start TASK INPUT

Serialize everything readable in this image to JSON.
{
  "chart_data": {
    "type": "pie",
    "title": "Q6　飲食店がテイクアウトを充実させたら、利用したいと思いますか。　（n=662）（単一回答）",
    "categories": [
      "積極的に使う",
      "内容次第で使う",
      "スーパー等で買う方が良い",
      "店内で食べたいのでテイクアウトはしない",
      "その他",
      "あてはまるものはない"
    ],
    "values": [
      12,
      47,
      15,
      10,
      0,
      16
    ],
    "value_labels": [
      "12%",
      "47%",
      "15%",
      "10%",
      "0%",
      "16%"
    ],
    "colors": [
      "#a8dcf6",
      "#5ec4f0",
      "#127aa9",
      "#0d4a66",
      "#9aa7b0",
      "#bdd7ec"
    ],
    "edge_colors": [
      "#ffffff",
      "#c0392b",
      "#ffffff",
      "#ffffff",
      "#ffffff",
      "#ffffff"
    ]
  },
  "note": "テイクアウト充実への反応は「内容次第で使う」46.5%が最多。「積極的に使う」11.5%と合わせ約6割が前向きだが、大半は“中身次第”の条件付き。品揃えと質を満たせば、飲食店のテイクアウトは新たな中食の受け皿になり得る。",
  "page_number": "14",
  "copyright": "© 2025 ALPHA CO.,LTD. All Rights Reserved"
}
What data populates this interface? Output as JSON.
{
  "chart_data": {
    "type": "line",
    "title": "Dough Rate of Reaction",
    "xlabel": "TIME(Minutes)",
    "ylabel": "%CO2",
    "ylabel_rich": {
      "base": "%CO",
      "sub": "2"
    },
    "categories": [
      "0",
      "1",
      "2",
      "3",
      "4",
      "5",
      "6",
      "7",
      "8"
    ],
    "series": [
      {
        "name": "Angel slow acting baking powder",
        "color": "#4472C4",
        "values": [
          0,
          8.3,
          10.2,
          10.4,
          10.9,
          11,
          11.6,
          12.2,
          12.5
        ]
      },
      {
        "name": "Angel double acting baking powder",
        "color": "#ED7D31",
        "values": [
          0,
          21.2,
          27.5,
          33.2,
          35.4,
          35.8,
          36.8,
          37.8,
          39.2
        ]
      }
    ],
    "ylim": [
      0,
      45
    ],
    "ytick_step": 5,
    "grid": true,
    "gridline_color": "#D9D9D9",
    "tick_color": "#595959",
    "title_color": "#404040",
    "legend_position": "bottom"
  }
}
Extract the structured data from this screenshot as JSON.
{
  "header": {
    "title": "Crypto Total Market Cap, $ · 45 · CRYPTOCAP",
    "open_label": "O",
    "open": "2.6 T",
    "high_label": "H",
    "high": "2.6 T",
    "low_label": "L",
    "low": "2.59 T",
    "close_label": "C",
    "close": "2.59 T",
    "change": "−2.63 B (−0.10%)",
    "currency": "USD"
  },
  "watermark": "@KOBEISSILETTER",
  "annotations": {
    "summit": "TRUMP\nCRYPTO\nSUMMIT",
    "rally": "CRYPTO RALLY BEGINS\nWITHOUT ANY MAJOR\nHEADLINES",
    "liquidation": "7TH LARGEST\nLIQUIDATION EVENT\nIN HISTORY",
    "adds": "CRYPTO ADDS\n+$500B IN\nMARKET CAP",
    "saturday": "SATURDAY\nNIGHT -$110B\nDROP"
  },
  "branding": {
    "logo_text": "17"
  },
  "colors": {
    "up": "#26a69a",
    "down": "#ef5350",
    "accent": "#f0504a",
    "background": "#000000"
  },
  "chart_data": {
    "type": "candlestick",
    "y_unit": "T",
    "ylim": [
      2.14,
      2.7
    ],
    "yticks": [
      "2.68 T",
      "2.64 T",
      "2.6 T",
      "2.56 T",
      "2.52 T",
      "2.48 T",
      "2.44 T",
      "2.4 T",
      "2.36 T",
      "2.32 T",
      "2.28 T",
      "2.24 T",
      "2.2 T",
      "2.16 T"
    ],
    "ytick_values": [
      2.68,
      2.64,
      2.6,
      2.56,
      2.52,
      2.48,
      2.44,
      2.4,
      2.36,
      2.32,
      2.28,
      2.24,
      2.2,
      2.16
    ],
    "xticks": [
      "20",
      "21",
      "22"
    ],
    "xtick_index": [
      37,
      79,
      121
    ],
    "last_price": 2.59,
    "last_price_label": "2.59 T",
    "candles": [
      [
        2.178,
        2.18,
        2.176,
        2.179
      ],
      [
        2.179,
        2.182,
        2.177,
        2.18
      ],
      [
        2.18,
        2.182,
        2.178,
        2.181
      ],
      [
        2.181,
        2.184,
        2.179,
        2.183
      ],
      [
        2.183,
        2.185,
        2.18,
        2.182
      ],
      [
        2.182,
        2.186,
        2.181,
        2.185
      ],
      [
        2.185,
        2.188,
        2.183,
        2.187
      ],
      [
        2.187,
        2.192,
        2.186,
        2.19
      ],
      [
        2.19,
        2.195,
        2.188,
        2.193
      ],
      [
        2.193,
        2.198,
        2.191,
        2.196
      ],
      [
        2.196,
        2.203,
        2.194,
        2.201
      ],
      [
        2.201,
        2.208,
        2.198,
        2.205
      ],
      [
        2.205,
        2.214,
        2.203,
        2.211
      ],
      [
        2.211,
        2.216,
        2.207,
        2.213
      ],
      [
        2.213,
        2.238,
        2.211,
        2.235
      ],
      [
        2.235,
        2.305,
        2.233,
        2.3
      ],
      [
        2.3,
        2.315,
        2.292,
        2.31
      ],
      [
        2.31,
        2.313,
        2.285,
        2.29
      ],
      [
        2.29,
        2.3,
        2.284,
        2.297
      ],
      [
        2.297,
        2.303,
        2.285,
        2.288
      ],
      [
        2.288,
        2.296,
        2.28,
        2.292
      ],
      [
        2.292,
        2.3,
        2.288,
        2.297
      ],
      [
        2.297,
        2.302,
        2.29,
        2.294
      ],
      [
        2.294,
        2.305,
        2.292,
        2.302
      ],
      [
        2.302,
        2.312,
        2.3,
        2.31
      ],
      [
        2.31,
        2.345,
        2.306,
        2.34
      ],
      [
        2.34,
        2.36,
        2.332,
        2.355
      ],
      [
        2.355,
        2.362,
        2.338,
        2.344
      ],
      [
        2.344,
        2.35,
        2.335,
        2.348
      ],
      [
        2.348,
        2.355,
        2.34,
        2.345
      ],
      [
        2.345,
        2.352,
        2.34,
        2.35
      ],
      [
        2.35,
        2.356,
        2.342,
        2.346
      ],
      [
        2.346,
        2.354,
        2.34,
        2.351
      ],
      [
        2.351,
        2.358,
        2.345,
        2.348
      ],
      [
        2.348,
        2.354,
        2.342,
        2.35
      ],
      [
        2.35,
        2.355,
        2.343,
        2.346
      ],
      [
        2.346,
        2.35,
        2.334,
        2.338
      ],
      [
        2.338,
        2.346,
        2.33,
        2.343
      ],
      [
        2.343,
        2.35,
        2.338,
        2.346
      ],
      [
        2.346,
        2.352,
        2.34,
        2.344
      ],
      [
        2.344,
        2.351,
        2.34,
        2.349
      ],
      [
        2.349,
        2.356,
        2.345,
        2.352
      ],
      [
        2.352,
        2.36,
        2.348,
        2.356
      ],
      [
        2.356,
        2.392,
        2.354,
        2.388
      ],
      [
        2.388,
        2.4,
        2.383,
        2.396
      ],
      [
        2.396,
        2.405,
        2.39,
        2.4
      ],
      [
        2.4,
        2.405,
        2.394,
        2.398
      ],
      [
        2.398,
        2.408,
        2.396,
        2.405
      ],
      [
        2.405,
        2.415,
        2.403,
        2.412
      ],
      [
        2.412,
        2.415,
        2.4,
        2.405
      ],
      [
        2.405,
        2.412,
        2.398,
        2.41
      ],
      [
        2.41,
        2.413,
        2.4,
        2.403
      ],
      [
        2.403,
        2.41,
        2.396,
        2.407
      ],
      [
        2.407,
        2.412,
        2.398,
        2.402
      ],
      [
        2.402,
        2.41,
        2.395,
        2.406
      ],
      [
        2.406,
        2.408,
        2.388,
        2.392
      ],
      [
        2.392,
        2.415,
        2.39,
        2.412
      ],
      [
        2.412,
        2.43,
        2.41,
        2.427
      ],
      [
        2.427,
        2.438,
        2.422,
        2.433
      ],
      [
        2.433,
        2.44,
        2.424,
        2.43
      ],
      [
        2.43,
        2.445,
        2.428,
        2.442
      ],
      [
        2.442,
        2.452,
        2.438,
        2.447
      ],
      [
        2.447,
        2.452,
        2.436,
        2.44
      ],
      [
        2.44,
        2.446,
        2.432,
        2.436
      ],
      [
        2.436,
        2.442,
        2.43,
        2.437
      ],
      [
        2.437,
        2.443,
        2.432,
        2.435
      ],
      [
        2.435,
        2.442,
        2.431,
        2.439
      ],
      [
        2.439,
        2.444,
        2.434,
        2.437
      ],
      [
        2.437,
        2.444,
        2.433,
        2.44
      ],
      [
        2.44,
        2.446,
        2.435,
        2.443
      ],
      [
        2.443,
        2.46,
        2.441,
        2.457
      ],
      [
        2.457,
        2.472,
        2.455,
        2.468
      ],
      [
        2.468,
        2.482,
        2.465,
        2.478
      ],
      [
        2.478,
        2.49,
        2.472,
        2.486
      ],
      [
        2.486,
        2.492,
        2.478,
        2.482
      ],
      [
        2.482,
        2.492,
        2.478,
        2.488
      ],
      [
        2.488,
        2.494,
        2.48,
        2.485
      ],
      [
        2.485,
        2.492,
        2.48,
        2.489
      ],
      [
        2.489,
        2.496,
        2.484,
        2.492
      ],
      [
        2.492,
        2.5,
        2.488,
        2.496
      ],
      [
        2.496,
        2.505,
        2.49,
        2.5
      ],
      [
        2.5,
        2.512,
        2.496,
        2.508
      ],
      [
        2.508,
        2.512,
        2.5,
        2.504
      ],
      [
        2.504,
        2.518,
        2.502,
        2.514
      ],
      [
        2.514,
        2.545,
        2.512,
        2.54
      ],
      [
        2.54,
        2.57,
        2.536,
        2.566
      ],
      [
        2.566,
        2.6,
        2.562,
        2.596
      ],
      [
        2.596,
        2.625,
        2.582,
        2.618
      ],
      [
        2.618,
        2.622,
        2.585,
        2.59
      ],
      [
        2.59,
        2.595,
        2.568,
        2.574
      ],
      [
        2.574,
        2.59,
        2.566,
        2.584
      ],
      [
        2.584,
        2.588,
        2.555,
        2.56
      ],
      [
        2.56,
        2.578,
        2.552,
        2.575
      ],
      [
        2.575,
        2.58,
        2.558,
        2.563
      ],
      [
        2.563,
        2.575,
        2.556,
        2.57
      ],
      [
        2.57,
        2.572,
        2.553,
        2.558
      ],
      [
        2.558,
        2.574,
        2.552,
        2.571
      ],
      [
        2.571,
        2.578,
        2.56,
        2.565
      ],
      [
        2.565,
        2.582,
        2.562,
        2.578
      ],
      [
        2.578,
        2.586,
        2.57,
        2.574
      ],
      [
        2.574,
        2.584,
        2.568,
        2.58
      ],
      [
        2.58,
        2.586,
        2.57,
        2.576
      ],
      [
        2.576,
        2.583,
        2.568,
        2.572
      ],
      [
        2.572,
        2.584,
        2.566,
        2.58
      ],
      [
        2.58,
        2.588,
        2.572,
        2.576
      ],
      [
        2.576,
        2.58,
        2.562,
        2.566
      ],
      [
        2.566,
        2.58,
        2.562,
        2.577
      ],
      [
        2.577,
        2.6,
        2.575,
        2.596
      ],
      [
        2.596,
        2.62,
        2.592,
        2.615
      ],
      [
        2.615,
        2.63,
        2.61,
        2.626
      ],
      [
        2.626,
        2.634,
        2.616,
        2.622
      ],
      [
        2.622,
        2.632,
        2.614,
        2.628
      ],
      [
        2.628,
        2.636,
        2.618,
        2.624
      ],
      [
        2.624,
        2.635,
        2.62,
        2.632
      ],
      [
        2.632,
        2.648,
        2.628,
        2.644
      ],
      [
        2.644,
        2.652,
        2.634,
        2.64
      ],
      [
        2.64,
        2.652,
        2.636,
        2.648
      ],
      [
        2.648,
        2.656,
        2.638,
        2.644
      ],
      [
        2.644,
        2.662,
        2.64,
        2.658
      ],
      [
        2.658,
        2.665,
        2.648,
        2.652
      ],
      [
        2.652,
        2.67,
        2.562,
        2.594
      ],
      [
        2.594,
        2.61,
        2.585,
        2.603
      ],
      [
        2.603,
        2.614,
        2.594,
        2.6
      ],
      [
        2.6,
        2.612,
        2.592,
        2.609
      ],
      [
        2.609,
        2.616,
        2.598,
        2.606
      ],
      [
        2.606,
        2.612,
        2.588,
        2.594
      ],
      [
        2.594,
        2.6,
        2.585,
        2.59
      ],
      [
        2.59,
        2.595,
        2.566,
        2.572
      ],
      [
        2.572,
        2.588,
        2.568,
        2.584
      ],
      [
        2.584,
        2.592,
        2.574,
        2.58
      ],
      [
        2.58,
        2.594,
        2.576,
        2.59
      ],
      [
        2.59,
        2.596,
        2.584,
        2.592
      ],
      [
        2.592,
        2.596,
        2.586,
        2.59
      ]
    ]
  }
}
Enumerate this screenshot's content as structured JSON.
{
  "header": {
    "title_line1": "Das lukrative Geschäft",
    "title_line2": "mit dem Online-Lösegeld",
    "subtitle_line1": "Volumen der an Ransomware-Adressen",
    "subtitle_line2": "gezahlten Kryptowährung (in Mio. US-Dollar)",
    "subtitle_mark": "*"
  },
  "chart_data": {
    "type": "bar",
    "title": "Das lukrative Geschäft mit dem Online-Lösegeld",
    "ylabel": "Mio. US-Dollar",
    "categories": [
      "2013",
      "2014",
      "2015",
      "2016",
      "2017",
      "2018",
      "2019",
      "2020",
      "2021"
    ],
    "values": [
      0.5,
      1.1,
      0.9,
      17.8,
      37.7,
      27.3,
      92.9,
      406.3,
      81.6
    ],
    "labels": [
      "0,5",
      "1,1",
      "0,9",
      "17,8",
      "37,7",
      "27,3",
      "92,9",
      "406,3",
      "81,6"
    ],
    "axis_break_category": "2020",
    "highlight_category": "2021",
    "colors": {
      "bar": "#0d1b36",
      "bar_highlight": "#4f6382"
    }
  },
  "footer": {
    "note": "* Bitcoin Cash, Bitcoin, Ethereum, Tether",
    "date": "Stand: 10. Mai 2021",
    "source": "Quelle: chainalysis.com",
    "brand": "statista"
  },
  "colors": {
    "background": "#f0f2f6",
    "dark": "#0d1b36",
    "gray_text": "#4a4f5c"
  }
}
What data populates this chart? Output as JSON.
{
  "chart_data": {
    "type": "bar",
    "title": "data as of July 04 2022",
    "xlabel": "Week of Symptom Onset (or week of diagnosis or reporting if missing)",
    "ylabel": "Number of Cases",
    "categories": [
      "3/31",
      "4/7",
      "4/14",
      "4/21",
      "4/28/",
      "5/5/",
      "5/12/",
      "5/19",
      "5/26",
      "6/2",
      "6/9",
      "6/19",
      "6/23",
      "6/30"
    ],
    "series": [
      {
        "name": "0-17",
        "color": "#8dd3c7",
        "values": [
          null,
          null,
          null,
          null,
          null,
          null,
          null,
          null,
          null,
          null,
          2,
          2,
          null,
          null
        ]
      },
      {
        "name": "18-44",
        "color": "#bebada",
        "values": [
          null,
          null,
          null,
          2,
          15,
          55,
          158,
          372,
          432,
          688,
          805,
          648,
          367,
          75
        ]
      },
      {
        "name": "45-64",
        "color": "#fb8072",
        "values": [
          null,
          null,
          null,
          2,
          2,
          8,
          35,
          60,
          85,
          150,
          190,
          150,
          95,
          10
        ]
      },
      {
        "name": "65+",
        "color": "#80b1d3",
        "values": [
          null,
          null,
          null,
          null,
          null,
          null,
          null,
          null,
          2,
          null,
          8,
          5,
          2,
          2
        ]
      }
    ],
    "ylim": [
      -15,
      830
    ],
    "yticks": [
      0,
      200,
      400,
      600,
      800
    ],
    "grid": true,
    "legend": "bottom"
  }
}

end TASK INPUT

DIRECTIVE:
Find the string "JSON" in the listing and return every line that holds it.

RESPONSE BELOW:
Serialize everything readable in this image to JSON.
What data populates this interface? Output as JSON.
Extract the structured data from this screenshot as JSON.
Enumerate this screenshot's content as structured JSON.
What data populates this chart? Output as JSON.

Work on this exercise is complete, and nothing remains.